> Dataset records
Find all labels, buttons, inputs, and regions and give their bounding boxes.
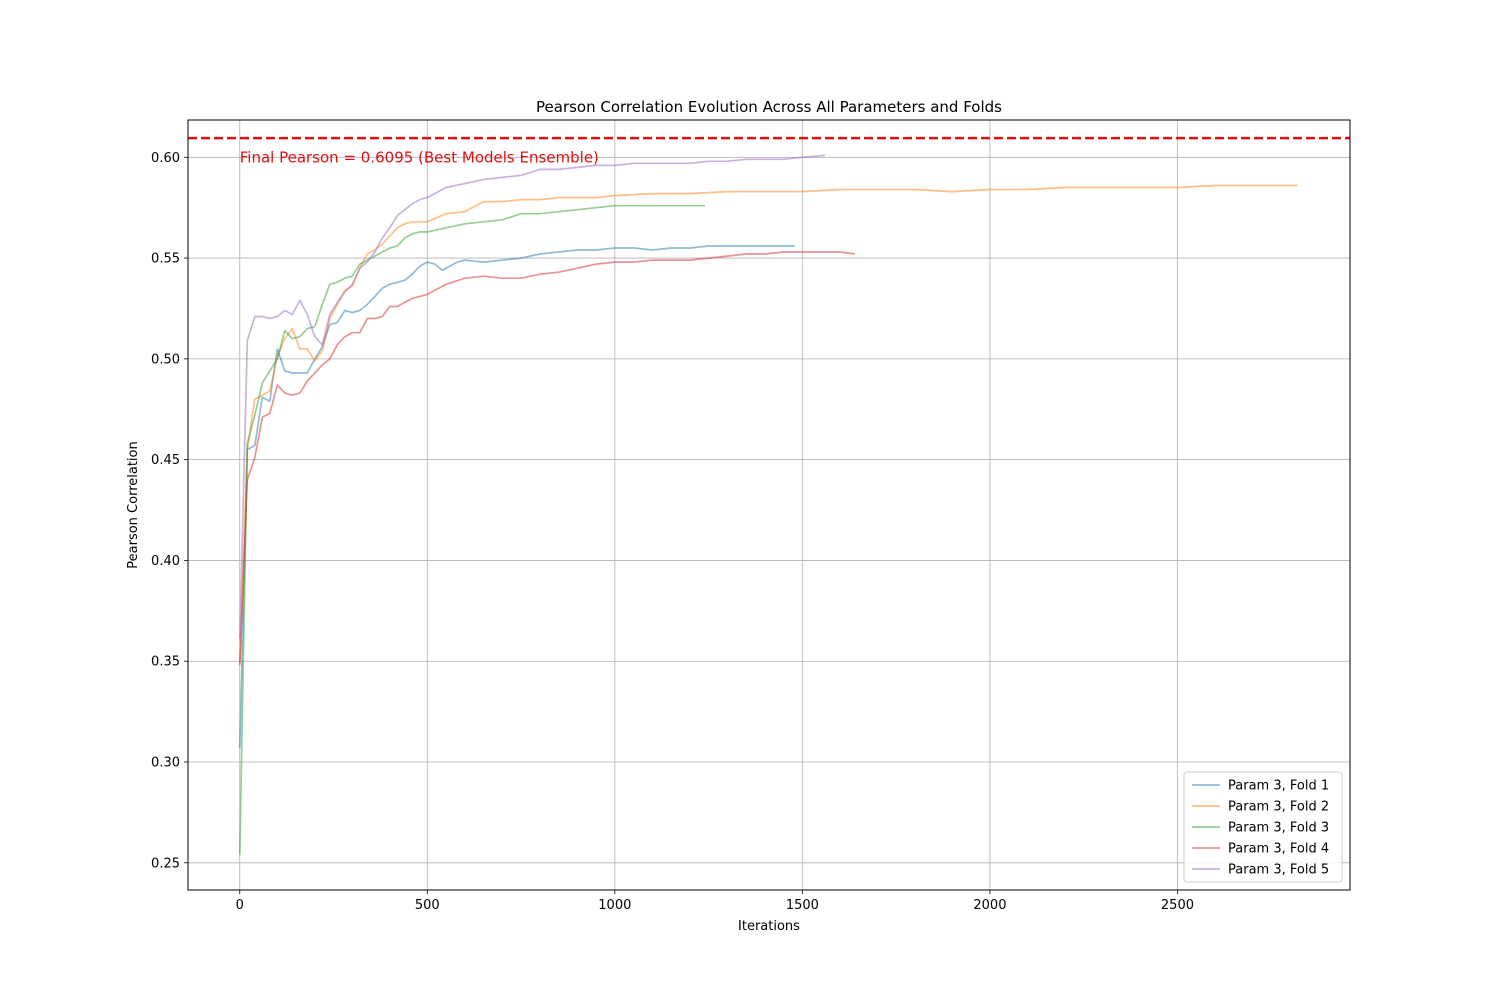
series-line-fold-3 [238,204,705,855]
x-axis-label: Iterations [738,919,800,934]
tick-layer: 0 500 1000 1500 2000 2500 0.25 0.30 0.35 0.40 0.45… [151,151,1194,913]
y-tick-label: 0.30 [151,756,180,771]
y-tick-label: 0.40 [151,554,180,569]
legend-entry-label: Param 3, Fold 1 [1228,779,1329,794]
y-tick-label: 0.35 [151,655,180,670]
legend-entry-label: Param 3, Fold 3 [1228,821,1329,836]
y-tick-label: 0.45 [151,453,180,468]
y-axis-label: Pearson Correlation [126,441,141,568]
y-tick-label: 0.50 [151,352,180,367]
series-line-fold-5 [238,154,825,640]
legend-entry-label: Param 3, Fold 2 [1228,800,1329,815]
reference-line-annotation: Final Pearson = 0.6095 (Best Models Ense… [240,148,599,166]
x-tick-label: 500 [415,898,440,913]
x-tick-label: 0 [236,898,244,913]
y-tick-label: 0.55 [151,252,180,267]
series-line-fold-1 [238,245,795,748]
plot-frame [187,119,1351,891]
grid-layer [188,120,1350,890]
legend-box [1183,771,1343,883]
x-tick-label: 1000 [598,898,631,913]
x-tick-label: 2000 [973,898,1006,913]
y-tick-label: 0.25 [151,856,180,871]
series-layer [238,154,1298,855]
x-tick-label: 2500 [1161,898,1194,913]
legend: Param 3, Fold 1 Param 3, Fold 2 Param 3, F… [1183,771,1343,883]
legend-entry-label: Param 3, Fold 5 [1228,863,1329,878]
y-tick-label: 0.60 [151,151,180,166]
chart-title: Pearson Correlation Evolution Across All… [536,98,1002,116]
series-line-fold-4 [238,251,856,666]
series-line-fold-2 [238,184,1298,664]
x-tick-label: 1500 [786,898,819,913]
legend-entry-label: Param 3, Fold 4 [1228,842,1329,857]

> Work to do
Copy the items above line for line, omitting the pictures.

> Solved exercise
Find all labels, buttons, inputs, and regions and give their bounding boxes.
series-line-fold-3 [238,204,705,855]
x-axis-label: Iterations [738,919,800,934]
tick-layer: 0 500 1000 1500 2000 2500 0.25 0.30 0.35 0.40 0.45… [151,151,1194,913]
y-tick-label: 0.30 [151,756,180,771]
y-tick-label: 0.40 [151,554,180,569]
legend-entry-label: Param 3, Fold 1 [1228,779,1329,794]
y-tick-label: 0.35 [151,655,180,670]
legend-entry-label: Param 3, Fold 3 [1228,821,1329,836]
y-tick-label: 0.45 [151,453,180,468]
y-axis-label: Pearson Correlation [126,441,141,568]
y-tick-label: 0.50 [151,352,180,367]
series-line-fold-5 [238,154,825,640]
legend-entry-label: Param 3, Fold 2 [1228,800,1329,815]
reference-line-annotation: Final Pearson = 0.6095 (Best Models Ense… [240,148,599,166]
x-tick-label: 500 [415,898,440,913]
x-tick-label: 0 [236,898,244,913]
y-tick-label: 0.55 [151,252,180,267]
series-line-fold-1 [238,245,795,748]
plot-frame [187,119,1351,891]
grid-layer [188,120,1350,890]
legend-box [1183,771,1343,883]
x-tick-label: 1000 [598,898,631,913]
x-tick-label: 2000 [973,898,1006,913]
y-tick-label: 0.25 [151,856,180,871]
series-layer [238,154,1298,855]
x-tick-label: 2500 [1161,898,1194,913]
legend: Param 3, Fold 1 Param 3, Fold 2 Param 3, F… [1183,771,1343,883]
legend-entry-label: Param 3, Fold 5 [1228,863,1329,878]
y-tick-label: 0.60 [151,151,180,166]
chart-title: Pearson Correlation Evolution Across All… [536,98,1002,116]
series-line-fold-4 [238,251,856,666]
series-line-fold-2 [238,184,1298,664]
x-tick-label: 1500 [786,898,819,913]
legend-entry-label: Param 3, Fold 4 [1228,842,1329,857]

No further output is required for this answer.